* _EXERCISE DESCRIPTION_: Give only the number of lines below that contain the word "this".

* _MATERIALS PROVIDED_:

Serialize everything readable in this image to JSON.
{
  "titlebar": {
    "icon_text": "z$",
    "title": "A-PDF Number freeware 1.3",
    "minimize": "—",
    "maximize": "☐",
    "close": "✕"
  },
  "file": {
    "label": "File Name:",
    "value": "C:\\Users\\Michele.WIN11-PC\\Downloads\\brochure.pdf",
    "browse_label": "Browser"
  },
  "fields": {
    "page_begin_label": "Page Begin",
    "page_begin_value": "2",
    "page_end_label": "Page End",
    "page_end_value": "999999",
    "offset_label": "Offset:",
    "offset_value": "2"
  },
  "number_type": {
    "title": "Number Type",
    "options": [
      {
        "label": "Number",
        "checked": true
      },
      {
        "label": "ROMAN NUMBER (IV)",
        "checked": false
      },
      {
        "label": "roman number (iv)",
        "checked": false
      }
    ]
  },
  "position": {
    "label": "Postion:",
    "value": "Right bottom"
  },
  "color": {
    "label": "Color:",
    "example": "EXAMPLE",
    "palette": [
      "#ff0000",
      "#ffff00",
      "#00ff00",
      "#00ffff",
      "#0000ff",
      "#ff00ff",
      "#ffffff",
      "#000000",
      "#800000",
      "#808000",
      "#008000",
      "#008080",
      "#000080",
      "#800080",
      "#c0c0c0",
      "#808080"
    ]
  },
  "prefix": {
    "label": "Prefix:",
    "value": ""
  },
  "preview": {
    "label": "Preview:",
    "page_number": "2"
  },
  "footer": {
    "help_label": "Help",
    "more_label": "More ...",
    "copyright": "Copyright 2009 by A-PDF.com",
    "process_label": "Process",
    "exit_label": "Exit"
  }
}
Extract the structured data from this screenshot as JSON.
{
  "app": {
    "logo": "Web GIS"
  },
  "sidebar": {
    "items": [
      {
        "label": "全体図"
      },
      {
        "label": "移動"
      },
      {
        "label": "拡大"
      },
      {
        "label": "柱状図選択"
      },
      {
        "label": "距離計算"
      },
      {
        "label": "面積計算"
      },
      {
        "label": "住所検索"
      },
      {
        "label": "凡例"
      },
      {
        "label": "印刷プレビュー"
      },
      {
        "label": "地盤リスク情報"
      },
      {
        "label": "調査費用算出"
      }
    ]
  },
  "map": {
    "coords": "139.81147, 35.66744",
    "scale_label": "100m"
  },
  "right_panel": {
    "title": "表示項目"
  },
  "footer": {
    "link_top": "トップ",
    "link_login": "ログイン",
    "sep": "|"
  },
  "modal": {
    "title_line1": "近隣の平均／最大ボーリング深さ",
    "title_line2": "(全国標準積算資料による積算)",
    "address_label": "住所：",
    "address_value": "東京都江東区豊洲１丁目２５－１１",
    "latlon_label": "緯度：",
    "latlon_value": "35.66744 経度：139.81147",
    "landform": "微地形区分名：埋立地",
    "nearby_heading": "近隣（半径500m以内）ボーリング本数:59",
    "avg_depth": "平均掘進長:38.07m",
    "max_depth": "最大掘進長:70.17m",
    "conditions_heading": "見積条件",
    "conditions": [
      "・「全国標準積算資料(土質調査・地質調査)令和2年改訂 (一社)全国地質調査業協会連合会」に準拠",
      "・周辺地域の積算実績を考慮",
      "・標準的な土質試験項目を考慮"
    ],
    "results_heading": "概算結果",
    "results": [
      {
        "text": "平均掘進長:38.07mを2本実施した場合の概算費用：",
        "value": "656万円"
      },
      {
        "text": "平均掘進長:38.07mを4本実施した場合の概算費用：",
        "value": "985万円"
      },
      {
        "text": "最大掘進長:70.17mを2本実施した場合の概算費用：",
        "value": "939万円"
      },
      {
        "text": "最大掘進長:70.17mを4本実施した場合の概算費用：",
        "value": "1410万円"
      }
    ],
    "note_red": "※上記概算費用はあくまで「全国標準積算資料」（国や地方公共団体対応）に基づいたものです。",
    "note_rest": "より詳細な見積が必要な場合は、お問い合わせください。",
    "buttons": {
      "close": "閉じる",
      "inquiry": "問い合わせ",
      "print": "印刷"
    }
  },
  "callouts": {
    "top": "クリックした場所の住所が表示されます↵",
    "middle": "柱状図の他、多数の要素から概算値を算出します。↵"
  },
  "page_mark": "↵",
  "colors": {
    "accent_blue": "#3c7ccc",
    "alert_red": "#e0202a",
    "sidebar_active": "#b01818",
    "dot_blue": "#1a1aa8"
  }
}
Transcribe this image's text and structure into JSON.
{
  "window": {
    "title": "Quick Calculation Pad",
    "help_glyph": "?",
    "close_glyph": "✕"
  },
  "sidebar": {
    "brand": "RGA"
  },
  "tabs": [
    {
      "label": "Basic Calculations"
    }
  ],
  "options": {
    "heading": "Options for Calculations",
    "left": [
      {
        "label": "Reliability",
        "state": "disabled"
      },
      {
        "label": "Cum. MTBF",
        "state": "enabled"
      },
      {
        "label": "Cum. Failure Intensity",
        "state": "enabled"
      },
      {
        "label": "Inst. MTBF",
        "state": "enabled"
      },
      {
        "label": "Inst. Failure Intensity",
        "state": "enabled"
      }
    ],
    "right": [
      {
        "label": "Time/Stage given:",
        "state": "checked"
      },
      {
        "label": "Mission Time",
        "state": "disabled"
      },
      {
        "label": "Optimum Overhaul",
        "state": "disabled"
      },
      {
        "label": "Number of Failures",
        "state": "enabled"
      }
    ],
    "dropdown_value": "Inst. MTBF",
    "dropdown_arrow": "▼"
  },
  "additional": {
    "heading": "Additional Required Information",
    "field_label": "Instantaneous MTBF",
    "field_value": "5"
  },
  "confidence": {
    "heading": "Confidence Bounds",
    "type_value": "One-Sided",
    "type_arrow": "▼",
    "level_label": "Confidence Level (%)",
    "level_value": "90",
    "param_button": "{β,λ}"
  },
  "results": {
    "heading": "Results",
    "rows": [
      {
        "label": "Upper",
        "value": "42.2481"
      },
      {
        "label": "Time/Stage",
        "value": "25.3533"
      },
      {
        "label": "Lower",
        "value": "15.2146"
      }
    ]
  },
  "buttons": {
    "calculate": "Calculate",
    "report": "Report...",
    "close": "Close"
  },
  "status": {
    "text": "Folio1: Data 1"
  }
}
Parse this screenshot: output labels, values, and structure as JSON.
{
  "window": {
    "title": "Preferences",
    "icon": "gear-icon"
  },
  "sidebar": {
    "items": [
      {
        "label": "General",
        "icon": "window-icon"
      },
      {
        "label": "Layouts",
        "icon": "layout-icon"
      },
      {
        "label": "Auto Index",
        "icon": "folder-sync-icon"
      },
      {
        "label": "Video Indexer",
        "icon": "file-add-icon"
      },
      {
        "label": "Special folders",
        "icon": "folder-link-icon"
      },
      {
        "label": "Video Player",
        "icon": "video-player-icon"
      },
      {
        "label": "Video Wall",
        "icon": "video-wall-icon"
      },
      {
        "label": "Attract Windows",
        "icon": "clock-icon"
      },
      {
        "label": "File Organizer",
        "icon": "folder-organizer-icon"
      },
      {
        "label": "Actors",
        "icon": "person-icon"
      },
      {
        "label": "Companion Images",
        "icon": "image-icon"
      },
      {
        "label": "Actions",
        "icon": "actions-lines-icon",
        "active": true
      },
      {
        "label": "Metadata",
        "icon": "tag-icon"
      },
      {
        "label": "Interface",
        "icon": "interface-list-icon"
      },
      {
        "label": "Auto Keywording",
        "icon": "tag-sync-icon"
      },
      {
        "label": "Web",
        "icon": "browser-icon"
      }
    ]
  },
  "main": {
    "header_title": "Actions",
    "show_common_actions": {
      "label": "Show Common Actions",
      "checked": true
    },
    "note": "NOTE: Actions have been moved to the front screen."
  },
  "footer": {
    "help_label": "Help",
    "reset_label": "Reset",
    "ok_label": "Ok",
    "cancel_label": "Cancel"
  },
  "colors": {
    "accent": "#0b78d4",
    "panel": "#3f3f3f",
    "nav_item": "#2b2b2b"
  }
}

* _RESPONSE_: 4